Report how many lines of the listing below include the word "जनपद". Give nothing but the number.

....

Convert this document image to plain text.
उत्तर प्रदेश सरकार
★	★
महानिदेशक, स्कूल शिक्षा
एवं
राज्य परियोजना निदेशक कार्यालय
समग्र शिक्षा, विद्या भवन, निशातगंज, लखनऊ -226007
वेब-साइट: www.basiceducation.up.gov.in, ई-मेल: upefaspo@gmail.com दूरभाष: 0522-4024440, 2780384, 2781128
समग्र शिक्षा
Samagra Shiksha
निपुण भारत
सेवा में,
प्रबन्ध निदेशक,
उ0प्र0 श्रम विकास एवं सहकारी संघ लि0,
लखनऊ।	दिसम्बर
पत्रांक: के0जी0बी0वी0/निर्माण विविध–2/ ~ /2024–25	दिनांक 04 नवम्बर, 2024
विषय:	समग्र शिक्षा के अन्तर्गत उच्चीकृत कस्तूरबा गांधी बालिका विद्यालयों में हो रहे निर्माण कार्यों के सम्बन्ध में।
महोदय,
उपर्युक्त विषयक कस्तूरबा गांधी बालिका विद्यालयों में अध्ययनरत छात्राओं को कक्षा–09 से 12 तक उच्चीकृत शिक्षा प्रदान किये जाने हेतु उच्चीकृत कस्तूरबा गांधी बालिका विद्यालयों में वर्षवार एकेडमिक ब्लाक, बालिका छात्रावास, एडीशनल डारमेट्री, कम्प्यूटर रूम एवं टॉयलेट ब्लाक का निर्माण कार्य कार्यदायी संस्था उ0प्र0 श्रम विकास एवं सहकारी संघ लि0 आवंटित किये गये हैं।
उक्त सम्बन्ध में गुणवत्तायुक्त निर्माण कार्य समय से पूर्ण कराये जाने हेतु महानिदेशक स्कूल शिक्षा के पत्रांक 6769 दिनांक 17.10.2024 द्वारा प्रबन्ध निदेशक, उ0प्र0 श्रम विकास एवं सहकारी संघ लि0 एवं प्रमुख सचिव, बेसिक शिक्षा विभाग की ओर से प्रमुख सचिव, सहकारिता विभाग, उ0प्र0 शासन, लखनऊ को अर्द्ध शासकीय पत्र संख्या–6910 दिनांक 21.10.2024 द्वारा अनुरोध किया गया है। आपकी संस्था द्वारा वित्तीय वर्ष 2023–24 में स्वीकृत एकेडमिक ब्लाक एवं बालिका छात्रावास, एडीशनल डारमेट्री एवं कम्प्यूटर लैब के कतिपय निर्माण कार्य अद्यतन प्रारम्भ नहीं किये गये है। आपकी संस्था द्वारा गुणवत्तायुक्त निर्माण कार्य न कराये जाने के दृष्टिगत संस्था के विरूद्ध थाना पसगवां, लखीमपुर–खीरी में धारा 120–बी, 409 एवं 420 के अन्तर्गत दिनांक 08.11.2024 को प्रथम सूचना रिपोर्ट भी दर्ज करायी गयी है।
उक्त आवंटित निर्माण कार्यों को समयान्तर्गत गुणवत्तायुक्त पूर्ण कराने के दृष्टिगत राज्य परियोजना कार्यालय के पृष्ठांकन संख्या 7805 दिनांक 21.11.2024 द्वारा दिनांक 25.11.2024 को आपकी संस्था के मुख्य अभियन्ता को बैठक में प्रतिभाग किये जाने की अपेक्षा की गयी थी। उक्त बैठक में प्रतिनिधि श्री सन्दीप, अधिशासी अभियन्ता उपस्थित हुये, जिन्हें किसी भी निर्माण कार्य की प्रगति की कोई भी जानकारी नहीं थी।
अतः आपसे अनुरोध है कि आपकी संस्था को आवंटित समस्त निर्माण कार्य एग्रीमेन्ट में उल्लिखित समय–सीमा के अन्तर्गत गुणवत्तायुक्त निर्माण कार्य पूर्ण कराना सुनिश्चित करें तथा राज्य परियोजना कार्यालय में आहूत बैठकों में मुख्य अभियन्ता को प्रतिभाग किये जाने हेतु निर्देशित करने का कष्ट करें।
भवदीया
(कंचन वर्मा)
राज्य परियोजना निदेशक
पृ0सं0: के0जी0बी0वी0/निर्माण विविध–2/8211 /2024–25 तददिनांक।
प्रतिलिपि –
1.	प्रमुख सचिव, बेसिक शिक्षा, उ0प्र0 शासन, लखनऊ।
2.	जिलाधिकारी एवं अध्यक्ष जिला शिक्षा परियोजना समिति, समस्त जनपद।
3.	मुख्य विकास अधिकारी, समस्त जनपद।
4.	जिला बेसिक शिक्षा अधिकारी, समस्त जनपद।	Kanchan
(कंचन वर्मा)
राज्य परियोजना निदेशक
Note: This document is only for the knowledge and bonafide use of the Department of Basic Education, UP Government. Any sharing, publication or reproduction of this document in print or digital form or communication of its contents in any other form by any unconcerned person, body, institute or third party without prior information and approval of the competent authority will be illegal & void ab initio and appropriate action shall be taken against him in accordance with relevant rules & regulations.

....

** Result for this task **
3